__THE REQUEST__
Below are records; work out how many of their lines hold the string "Items" and give that number alone.
━━━ RECORDS FOR PROCESSING
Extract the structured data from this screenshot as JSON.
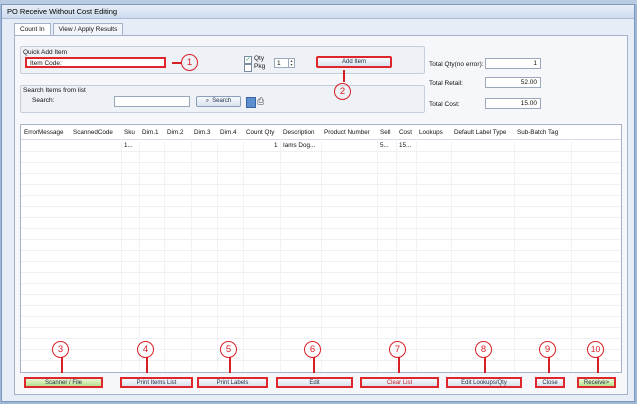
{
  "window": {
    "title": "PO Receive Without Cost Editing"
  },
  "tabs": [
    {
      "label": "Count In"
    },
    {
      "label": "View / Apply Results"
    }
  ],
  "quick_add": {
    "group_label": "Quick Add Item",
    "item_code_label": "Item Code:",
    "qty_label": "Qty",
    "pkg_label": "Pkg",
    "qty_value": "1",
    "add_button": "Add Item"
  },
  "search": {
    "group_label": "Search Items from list",
    "search_label": "Search:",
    "search_button": "Search"
  },
  "totals": {
    "qty_label": "Total Qty(no error):",
    "qty_value": "1",
    "retail_label": "Total Retail:",
    "retail_value": "52.00",
    "cost_label": "Total Cost:",
    "cost_value": "15.00"
  },
  "grid": {
    "columns": [
      "ErrorMessage",
      "ScannedCode",
      "Sku",
      "Dim.1",
      "Dim.2",
      "Dim.3",
      "Dim.4",
      "Count Qty",
      "Description",
      "Product Number",
      "Sell",
      "Cost",
      "Lookups",
      "Default Label Type",
      "Sub-Batch Tag"
    ],
    "rows": [
      [
        "",
        "",
        "1...",
        "",
        "",
        "",
        "",
        "1",
        "Iams Dog...",
        "",
        "5...",
        "15...",
        "",
        "",
        ""
      ]
    ]
  },
  "buttons": {
    "scanner": "Scanner / File",
    "print_items": "Print Items List",
    "print_labels": "Print Labels",
    "edit": "Edit",
    "clear": "Clear List",
    "edit_lookups": "Edit Lookups/Qty",
    "close": "Close",
    "receive": "Receive>"
  },
  "callouts": [
    "1",
    "2",
    "3",
    "4",
    "5",
    "6",
    "7",
    "8",
    "9",
    "10"
  ],
  "colors": {
    "annotation": "#e0262d",
    "window_bg": "#e6edf6"
  }
}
━━━━━━
__COMPLETE RESPONSE__
2